- _Aim_
Transcribe each record exactly. Include every one.

- _Data excerpts_
########

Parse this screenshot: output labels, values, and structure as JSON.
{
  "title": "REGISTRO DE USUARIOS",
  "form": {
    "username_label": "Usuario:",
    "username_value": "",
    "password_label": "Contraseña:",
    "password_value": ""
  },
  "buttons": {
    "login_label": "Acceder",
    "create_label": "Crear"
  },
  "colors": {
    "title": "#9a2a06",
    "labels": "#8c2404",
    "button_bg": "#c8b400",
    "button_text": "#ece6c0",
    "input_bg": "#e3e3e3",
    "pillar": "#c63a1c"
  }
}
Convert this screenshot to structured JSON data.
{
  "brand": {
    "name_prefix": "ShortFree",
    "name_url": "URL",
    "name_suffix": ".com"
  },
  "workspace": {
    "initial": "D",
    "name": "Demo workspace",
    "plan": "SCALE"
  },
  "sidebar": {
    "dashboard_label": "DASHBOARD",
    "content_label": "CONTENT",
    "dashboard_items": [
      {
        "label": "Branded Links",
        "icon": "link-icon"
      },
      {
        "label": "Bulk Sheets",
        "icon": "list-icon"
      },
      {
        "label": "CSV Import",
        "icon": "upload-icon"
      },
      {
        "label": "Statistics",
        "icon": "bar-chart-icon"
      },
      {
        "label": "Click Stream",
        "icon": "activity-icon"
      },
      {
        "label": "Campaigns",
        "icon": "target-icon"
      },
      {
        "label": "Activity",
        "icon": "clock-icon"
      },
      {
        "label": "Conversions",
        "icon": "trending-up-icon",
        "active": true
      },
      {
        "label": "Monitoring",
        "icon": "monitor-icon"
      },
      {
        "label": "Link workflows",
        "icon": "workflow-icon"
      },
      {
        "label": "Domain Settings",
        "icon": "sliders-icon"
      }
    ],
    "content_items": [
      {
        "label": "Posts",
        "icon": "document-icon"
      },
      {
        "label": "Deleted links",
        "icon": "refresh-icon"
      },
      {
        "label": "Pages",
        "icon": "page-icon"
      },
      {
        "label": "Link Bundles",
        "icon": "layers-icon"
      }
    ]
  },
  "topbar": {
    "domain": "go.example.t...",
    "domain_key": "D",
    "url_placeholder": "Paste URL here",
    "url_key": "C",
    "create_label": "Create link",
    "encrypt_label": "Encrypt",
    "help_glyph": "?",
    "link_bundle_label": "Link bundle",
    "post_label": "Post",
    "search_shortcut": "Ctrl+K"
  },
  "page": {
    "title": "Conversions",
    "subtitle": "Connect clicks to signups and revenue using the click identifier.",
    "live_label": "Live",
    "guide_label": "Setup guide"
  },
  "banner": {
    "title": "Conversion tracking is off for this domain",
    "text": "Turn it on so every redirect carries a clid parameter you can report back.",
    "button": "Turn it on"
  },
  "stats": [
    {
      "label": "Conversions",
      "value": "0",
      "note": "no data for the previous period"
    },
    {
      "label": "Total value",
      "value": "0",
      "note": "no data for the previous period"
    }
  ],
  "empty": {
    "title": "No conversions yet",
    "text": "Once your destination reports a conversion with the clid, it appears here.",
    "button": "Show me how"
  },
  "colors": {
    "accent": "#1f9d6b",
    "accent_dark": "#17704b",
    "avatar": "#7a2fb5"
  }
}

########

- _Exercise result_
Parse this screenshot: output labels, values, and structure as JSON.
{
  "title": "REGISTRO DE USUARIOS",
  "form": {
    "username_label": "Usuario:",
    "username_value": "",
    "password_label": "Contraseña:",
    "password_value": ""
  },
  "buttons": {
    "login_label": "Acceder",
    "create_label": "Crear"
  },
  "colors": {
    "title": "#9a2a06",
    "labels": "#8c2404",
    "button_bg": "#c8b400",
    "button_text": "#ece6c0",
    "input_bg": "#e3e3e3",
    "pillar": "#c63a1c"
  }
}
Convert this screenshot to structured JSON data.
{
  "brand": {
    "name_prefix": "ShortFree",
    "name_url": "URL",
    "name_suffix": ".com"
  },
  "workspace": {
    "initial": "D",
    "name": "Demo workspace",
    "plan": "SCALE"
  },
  "sidebar": {
    "dashboard_label": "DASHBOARD",
    "content_label": "CONTENT",
    "dashboard_items": [
      {
        "label": "Branded Links",
        "icon": "link-icon"
      },
      {
        "label": "Bulk Sheets",
        "icon": "list-icon"
      },
      {
        "label": "CSV Import",
        "icon": "upload-icon"
      },
      {
        "label": "Statistics",
        "icon": "bar-chart-icon"
      },
      {
        "label": "Click Stream",
        "icon": "activity-icon"
      },
      {
        "label": "Campaigns",
        "icon": "target-icon"
      },
      {
        "label": "Activity",
        "icon": "clock-icon"
      },
      {
        "label": "Conversions",
        "icon": "trending-up-icon",
        "active": true
      },
      {
        "label": "Monitoring",
        "icon": "monitor-icon"
      },
      {
        "label": "Link workflows",
        "icon": "workflow-icon"
      },
      {
        "label": "Domain Settings",
        "icon": "sliders-icon"
      }
    ],
    "content_items": [
      {
        "label": "Posts",
        "icon": "document-icon"
      },
      {
        "label": "Deleted links",
        "icon": "refresh-icon"
      },
      {
        "label": "Pages",
        "icon": "page-icon"
      },
      {
        "label": "Link Bundles",
        "icon": "layers-icon"
      }
    ]
  },
  "topbar": {
    "domain": "go.example.t...",
    "domain_key": "D",
    "url_placeholder": "Paste URL here",
    "url_key": "C",
    "create_label": "Create link",
    "encrypt_label": "Encrypt",
    "help_glyph": "?",
    "link_bundle_label": "Link bundle",
    "post_label": "Post",
    "search_shortcut": "Ctrl+K"
  },
  "page": {
    "title": "Conversions",
    "subtitle": "Connect clicks to signups and revenue using the click identifier.",
    "live_label": "Live",
    "guide_label": "Setup guide"
  },
  "banner": {
    "title": "Conversion tracking is off for this domain",
    "text": "Turn it on so every redirect carries a clid parameter you can report back.",
    "button": "Turn it on"
  },
  "stats": [
    {
      "label": "Conversions",
      "value": "0",
      "note": "no data for the previous period"
    },
    {
      "label": "Total value",
      "value": "0",
      "note": "no data for the previous period"
    }
  ],
  "empty": {
    "title": "No conversions yet",
    "text": "Once your destination reports a conversion with the clid, it appears here.",
    "button": "Show me how"
  },
  "colors": {
    "accent": "#1f9d6b",
    "accent_dark": "#17704b",
    "avatar": "#7a2fb5"
  }
}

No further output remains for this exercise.